**THE TASK:**
Copy every row below word for word, keeping each line unchanged.
::::
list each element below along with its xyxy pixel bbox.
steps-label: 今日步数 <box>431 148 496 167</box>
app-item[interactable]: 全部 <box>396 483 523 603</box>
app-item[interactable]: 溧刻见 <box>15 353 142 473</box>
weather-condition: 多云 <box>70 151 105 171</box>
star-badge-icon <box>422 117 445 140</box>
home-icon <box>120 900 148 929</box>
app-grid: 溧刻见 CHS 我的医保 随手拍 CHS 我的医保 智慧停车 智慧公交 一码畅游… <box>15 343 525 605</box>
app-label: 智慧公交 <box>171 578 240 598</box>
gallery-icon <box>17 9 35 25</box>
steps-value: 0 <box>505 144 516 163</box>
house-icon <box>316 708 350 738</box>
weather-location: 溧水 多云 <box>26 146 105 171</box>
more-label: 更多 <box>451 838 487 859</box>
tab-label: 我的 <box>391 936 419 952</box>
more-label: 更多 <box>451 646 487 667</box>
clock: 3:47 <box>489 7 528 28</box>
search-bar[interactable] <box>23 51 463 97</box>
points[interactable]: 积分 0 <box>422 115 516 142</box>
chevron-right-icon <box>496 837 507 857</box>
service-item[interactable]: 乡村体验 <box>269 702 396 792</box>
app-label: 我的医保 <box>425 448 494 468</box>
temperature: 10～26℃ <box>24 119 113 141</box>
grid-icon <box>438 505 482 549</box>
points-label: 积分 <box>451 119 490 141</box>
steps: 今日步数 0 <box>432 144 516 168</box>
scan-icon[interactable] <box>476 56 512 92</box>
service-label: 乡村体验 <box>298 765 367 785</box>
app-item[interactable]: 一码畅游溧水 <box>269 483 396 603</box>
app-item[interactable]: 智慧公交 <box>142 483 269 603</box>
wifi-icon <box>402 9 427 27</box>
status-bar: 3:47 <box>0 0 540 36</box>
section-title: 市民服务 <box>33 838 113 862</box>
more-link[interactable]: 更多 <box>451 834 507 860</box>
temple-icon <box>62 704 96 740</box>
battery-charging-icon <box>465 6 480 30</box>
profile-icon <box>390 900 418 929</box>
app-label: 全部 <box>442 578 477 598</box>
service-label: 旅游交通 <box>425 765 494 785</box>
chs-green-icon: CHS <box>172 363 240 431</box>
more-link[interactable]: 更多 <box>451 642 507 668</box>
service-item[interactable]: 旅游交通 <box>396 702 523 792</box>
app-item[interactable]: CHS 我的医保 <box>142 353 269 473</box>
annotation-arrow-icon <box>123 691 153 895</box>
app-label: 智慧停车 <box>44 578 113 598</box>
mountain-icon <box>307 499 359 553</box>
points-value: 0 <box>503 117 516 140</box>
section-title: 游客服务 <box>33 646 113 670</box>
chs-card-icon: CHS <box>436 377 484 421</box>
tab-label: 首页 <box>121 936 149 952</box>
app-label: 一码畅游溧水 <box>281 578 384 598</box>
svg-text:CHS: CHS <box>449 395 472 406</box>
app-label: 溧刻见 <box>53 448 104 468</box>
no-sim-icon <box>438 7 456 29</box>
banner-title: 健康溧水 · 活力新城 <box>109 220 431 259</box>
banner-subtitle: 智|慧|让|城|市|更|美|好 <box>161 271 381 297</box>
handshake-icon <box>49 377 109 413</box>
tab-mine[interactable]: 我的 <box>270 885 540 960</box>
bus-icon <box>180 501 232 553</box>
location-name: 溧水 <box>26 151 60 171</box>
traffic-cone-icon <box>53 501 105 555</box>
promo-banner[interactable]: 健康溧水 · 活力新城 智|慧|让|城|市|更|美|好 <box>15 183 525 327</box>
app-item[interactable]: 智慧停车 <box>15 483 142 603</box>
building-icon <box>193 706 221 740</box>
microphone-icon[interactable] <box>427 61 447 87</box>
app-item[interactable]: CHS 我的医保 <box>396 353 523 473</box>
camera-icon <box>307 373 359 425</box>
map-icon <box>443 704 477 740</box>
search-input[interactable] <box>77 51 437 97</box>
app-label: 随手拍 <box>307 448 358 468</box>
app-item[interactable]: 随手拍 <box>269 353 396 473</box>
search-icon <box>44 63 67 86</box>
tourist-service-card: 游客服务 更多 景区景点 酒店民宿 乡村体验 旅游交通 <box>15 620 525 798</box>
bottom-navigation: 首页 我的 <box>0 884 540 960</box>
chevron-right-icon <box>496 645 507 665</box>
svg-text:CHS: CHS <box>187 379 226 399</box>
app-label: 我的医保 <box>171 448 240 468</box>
::::
**PROBLEM SOLUTION:**
list each element below along with its xyxy pixel bbox.
steps-label: 今日步数 <box>431 148 496 167</box>
app-item[interactable]: 全部 <box>396 483 523 603</box>
app-item[interactable]: 溧刻见 <box>15 353 142 473</box>
weather-condition: 多云 <box>70 151 105 171</box>
star-badge-icon <box>422 117 445 140</box>
home-icon <box>120 900 148 929</box>
app-grid: 溧刻见 CHS 我的医保 随手拍 CHS 我的医保 智慧停车 智慧公交 一码畅游… <box>15 343 525 605</box>
app-label: 智慧公交 <box>171 578 240 598</box>
gallery-icon <box>17 9 35 25</box>
steps-value: 0 <box>505 144 516 163</box>
house-icon <box>316 708 350 738</box>
weather-location: 溧水 多云 <box>26 146 105 171</box>
more-label: 更多 <box>451 838 487 859</box>
tab-label: 我的 <box>391 936 419 952</box>
more-label: 更多 <box>451 646 487 667</box>
clock: 3:47 <box>489 7 528 28</box>
search-bar[interactable] <box>23 51 463 97</box>
points[interactable]: 积分 0 <box>422 115 516 142</box>
chevron-right-icon <box>496 837 507 857</box>
service-item[interactable]: 乡村体验 <box>269 702 396 792</box>
app-label: 我的医保 <box>425 448 494 468</box>
temperature: 10～26℃ <box>24 119 113 141</box>
grid-icon <box>438 505 482 549</box>
points-label: 积分 <box>451 119 490 141</box>
steps: 今日步数 0 <box>432 144 516 168</box>
scan-icon[interactable] <box>476 56 512 92</box>
service-label: 乡村体验 <box>298 765 367 785</box>
app-item[interactable]: 一码畅游溧水 <box>269 483 396 603</box>
app-item[interactable]: 智慧公交 <box>142 483 269 603</box>
wifi-icon <box>402 9 427 27</box>
status-bar: 3:47 <box>0 0 540 36</box>
section-title: 市民服务 <box>33 838 113 862</box>
more-link[interactable]: 更多 <box>451 834 507 860</box>
temple-icon <box>62 704 96 740</box>
battery-charging-icon <box>465 6 480 30</box>
profile-icon <box>390 900 418 929</box>
app-label: 全部 <box>442 578 477 598</box>
service-label: 旅游交通 <box>425 765 494 785</box>
chs-green-icon: CHS <box>172 363 240 431</box>
more-link[interactable]: 更多 <box>451 642 507 668</box>
service-item[interactable]: 旅游交通 <box>396 702 523 792</box>
app-item[interactable]: CHS 我的医保 <box>142 353 269 473</box>
annotation-arrow-icon <box>123 691 153 895</box>
app-label: 智慧停车 <box>44 578 113 598</box>
mountain-icon <box>307 499 359 553</box>
points-value: 0 <box>503 117 516 140</box>
section-title: 游客服务 <box>33 646 113 670</box>
chs-card-icon: CHS <box>436 377 484 421</box>
tab-label: 首页 <box>121 936 149 952</box>
app-label: 一码畅游溧水 <box>281 578 384 598</box>
svg-text:CHS: CHS <box>449 395 472 406</box>
app-label: 溧刻见 <box>53 448 104 468</box>
no-sim-icon <box>438 7 456 29</box>
banner-title: 健康溧水 · 活力新城 <box>109 220 431 259</box>
banner-subtitle: 智|慧|让|城|市|更|美|好 <box>161 271 381 297</box>
handshake-icon <box>49 377 109 413</box>
tab-mine[interactable]: 我的 <box>270 885 540 960</box>
bus-icon <box>180 501 232 553</box>
location-name: 溧水 <box>26 151 60 171</box>
traffic-cone-icon <box>53 501 105 555</box>
promo-banner[interactable]: 健康溧水 · 活力新城 智|慧|让|城|市|更|美|好 <box>15 183 525 327</box>
app-item[interactable]: 智慧停车 <box>15 483 142 603</box>
building-icon <box>193 706 221 740</box>
microphone-icon[interactable] <box>427 61 447 87</box>
app-item[interactable]: CHS 我的医保 <box>396 353 523 473</box>
camera-icon <box>307 373 359 425</box>
map-icon <box>443 704 477 740</box>
search-input[interactable] <box>77 51 437 97</box>
app-label: 随手拍 <box>307 448 358 468</box>
app-item[interactable]: 随手拍 <box>269 353 396 473</box>
search-icon <box>44 63 67 86</box>
tourist-service-card: 游客服务 更多 景区景点 酒店民宿 乡村体验 旅游交通 <box>15 620 525 798</box>
bottom-navigation: 首页 我的 <box>0 884 540 960</box>
chevron-right-icon <box>496 645 507 665</box>
svg-text:CHS: CHS <box>187 379 226 399</box>
app-label: 我的医保 <box>171 448 240 468</box>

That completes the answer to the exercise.